■ Aim: Give the data a second time, exactly and in full.

————

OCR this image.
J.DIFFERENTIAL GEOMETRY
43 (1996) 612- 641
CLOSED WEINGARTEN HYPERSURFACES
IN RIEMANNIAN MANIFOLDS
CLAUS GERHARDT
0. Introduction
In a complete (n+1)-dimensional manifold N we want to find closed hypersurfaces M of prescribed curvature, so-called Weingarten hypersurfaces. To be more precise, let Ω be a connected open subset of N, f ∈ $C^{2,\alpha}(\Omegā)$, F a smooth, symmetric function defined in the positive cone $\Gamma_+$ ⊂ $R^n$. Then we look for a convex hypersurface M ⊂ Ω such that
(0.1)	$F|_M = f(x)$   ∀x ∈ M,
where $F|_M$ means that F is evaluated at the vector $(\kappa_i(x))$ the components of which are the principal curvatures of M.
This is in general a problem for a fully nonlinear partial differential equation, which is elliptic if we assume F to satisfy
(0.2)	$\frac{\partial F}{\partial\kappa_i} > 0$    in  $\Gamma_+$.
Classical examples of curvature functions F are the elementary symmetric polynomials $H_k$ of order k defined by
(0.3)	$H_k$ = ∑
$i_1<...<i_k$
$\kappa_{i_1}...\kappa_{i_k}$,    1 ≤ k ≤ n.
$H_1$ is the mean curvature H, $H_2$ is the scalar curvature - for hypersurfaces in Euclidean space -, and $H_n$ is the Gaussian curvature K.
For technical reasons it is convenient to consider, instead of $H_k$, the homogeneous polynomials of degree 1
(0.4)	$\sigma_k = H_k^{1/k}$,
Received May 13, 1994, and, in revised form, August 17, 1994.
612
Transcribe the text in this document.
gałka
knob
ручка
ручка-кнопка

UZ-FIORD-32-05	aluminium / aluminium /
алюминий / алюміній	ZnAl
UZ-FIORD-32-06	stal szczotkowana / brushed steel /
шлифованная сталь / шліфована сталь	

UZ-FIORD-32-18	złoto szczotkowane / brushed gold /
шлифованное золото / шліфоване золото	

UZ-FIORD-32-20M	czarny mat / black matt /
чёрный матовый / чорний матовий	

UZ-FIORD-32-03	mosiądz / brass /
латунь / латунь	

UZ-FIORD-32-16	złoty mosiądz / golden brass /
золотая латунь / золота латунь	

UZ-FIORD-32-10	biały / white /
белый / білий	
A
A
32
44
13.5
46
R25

————

■ Full answer:
OCR this image.
J.DIFFERENTIAL GEOMETRY
43 (1996) 612- 641
CLOSED WEINGARTEN HYPERSURFACES
IN RIEMANNIAN MANIFOLDS
CLAUS GERHARDT
0. Introduction
In a complete (n+1)-dimensional manifold N we want to find closed hypersurfaces M of prescribed curvature, so-called Weingarten hypersurfaces. To be more precise, let Ω be a connected open subset of N, f ∈ $C^{2,\alpha}(\Omegā)$, F a smooth, symmetric function defined in the positive cone $\Gamma_+$ ⊂ $R^n$. Then we look for a convex hypersurface M ⊂ Ω such that
(0.1)	$F|_M = f(x)$   ∀x ∈ M,
where $F|_M$ means that F is evaluated at the vector $(\kappa_i(x))$ the components of which are the principal curvatures of M.
This is in general a problem for a fully nonlinear partial differential equation, which is elliptic if we assume F to satisfy
(0.2)	$\frac{\partial F}{\partial\kappa_i} > 0$    in  $\Gamma_+$.
Classical examples of curvature functions F are the elementary symmetric polynomials $H_k$ of order k defined by
(0.3)	$H_k$ = ∑
$i_1<...<i_k$
$\kappa_{i_1}...\kappa_{i_k}$,    1 ≤ k ≤ n.
$H_1$ is the mean curvature H, $H_2$ is the scalar curvature - for hypersurfaces in Euclidean space -, and $H_n$ is the Gaussian curvature K.
For technical reasons it is convenient to consider, instead of $H_k$, the homogeneous polynomials of degree 1
(0.4)	$\sigma_k = H_k^{1/k}$,
Received May 13, 1994, and, in revised form, August 17, 1994.
612
Transcribe the text in this document.
gałka
knob
ручка
ручка-кнопка

UZ-FIORD-32-05	aluminium / aluminium /
алюминий / алюміній	ZnAl
UZ-FIORD-32-06	stal szczotkowana / brushed steel /
шлифованная сталь / шліфована сталь	

UZ-FIORD-32-18	złoto szczotkowane / brushed gold /
шлифованное золото / шліфоване золото	

UZ-FIORD-32-20M	czarny mat / black matt /
чёрный матовый / чорний матовий	

UZ-FIORD-32-03	mosiądz / brass /
латунь / латунь	

UZ-FIORD-32-16	złoty mosiądz / golden brass /
золотая латунь / золота латунь	

UZ-FIORD-32-10	biały / white /
белый / білий	
A
A
32
44
13.5
46
R25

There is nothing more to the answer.